What you need to do:
Copy each line exactly. Drop every picture.

[Stored records]
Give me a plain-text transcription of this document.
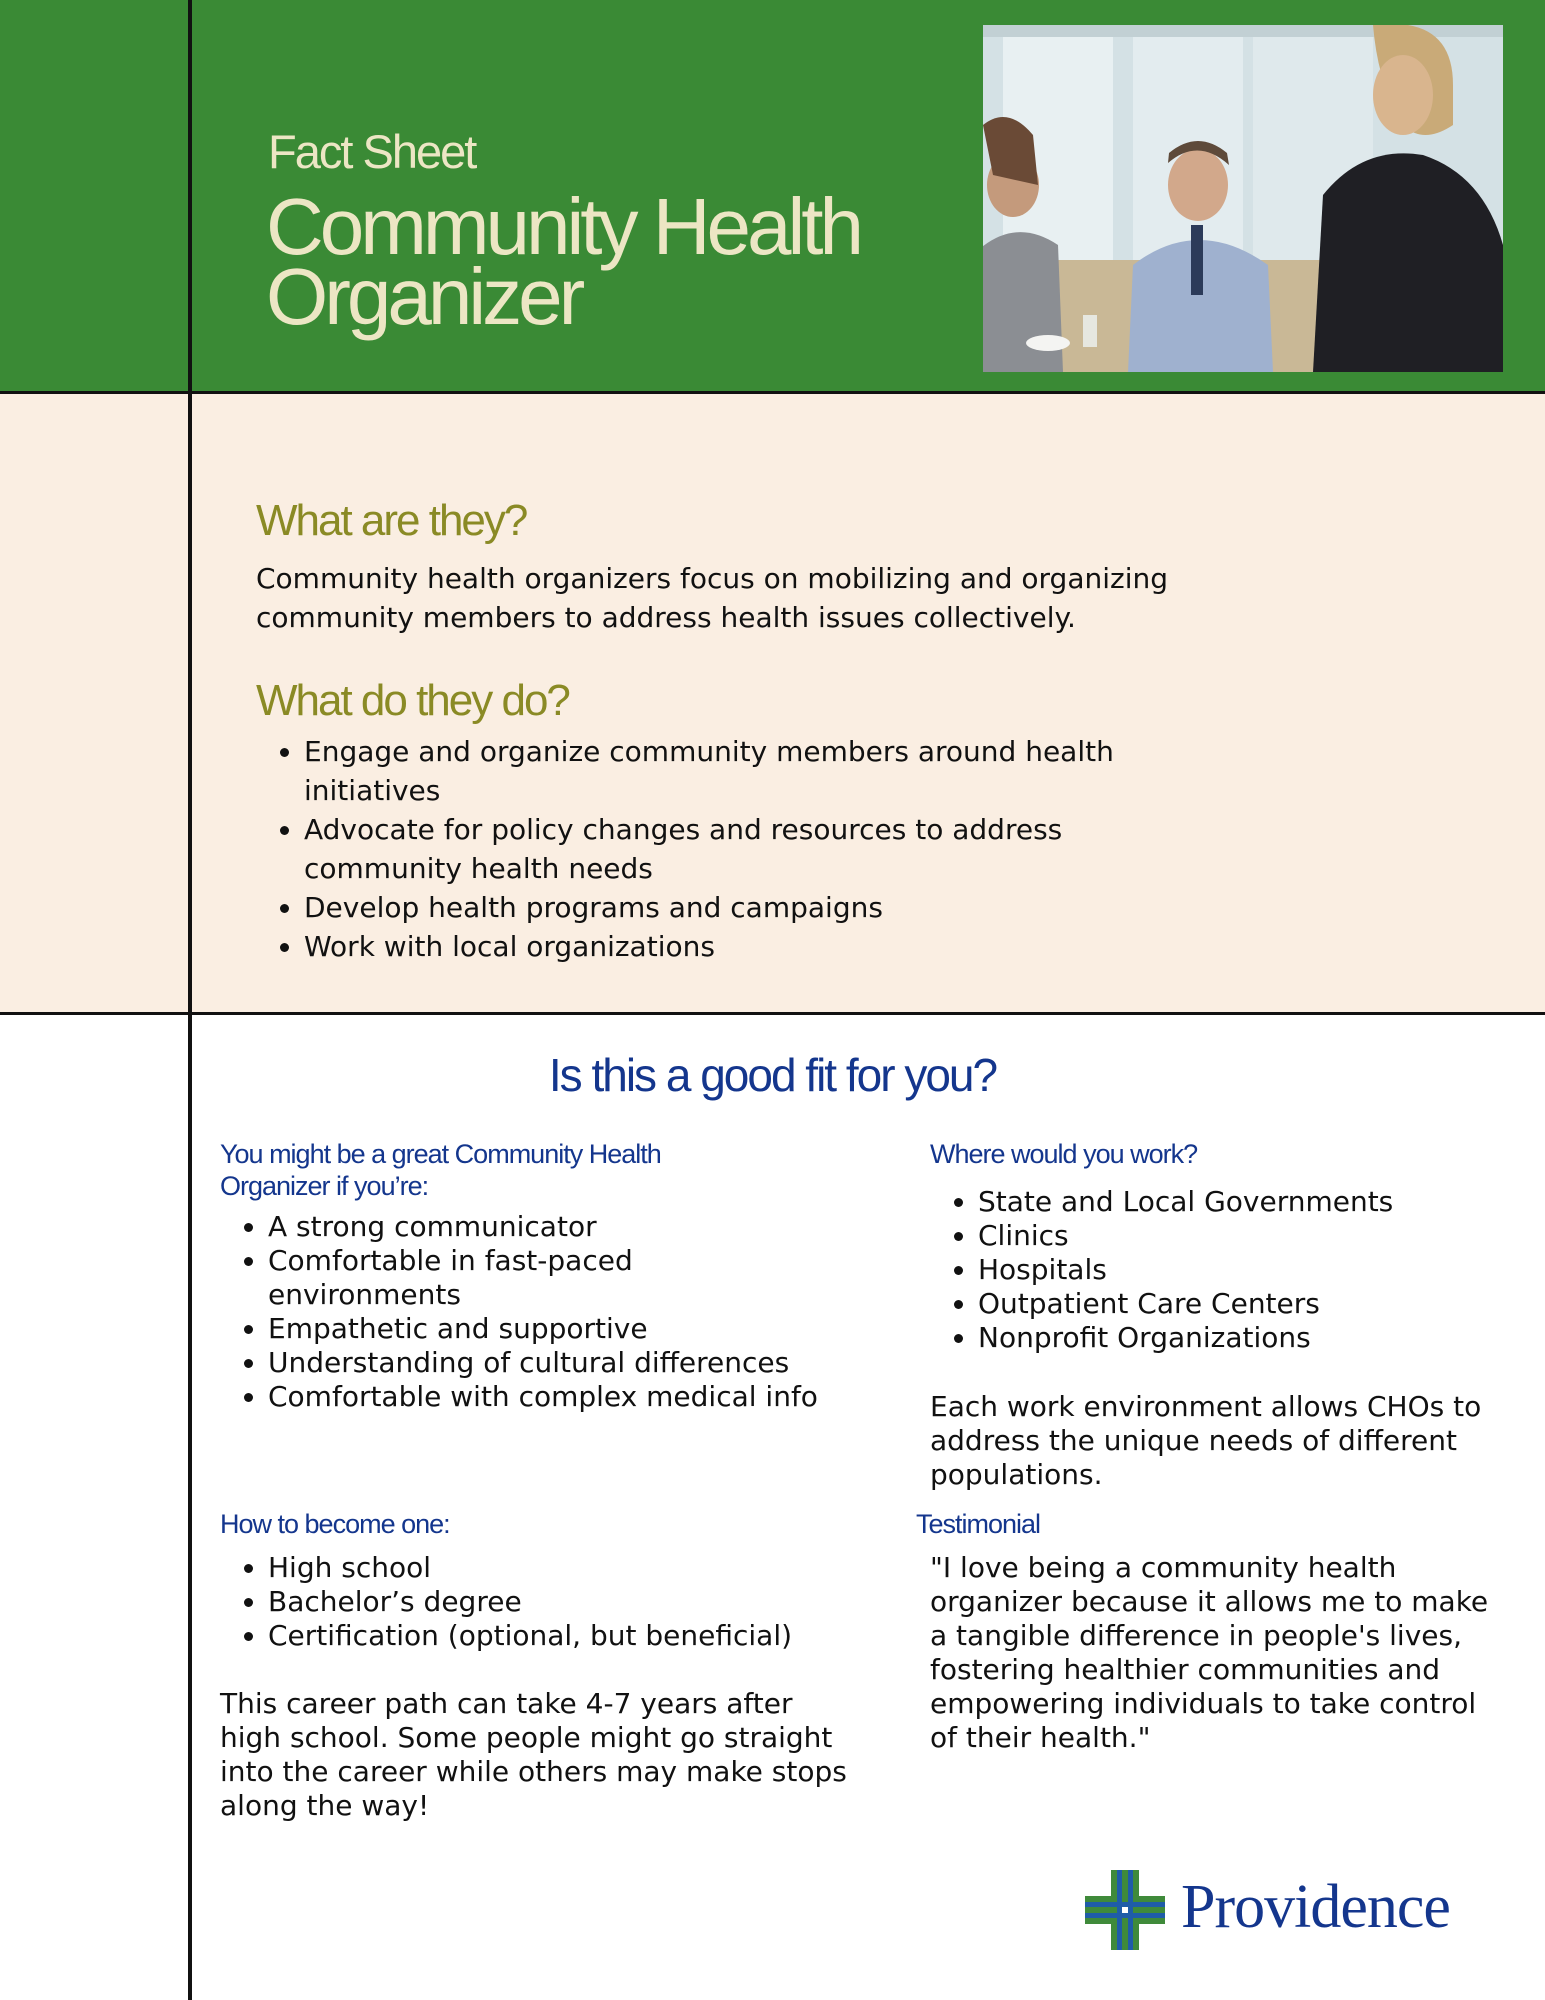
Fact Sheet
Community Health Organizer
What are they?

Community health organizers focus on mobilizing and organizing community members to address health issues collectively.

What do they do?
• Engage and organize community members around health initiatives
• Advocate for policy changes and resources to address community health needs
• Develop health programs and campaigns
• Work with local organizations
Is this a good fit for you?
You might be a great Community Health Organizer if you’re:
• A strong communicator
• Comfortable in fast-paced environments
• Empathetic and supportive
• Understanding of cultural differences
• Comfortable with complex medical info
How to become one:
• High school
• Bachelor’s degree
• Certification (optional, but beneficial)

This career path can take 4-7 years after high school. Some people might go straight into the career while others may make stops along the way!

Where would you work?
• State and Local Governments
• Clinics
• Hospitals
• Outpatient Care Centers
• Nonprofit Organizations

Each work environment allows CHOs to address the unique needs of different populations.

Testimonial

"I love being a community health organizer because it allows me to make a tangible difference in people's lives, fostering healthier communities and empowering individuals to take control of their health."

Providence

Exercise result:
Give me a plain-text transcription of this document.
Fact Sheet
Community Health Organizer
What are they?

Community health organizers focus on mobilizing and organizing community members to address health issues collectively.

What do they do?
• Engage and organize community members around health initiatives
• Advocate for policy changes and resources to address community health needs
• Develop health programs and campaigns
• Work with local organizations
Is this a good fit for you?
You might be a great Community Health Organizer if you’re:
• A strong communicator
• Comfortable in fast-paced environments
• Empathetic and supportive
• Understanding of cultural differences
• Comfortable with complex medical info
How to become one:
• High school
• Bachelor’s degree
• Certification (optional, but beneficial)

This career path can take 4-7 years after high school. Some people might go straight into the career while others may make stops along the way!

Where would you work?
• State and Local Governments
• Clinics
• Hospitals
• Outpatient Care Centers
• Nonprofit Organizations

Each work environment allows CHOs to address the unique needs of different populations.

Testimonial

"I love being a community health organizer because it allows me to make a tangible difference in people's lives, fostering healthier communities and empowering individuals to take control of their health."

Providence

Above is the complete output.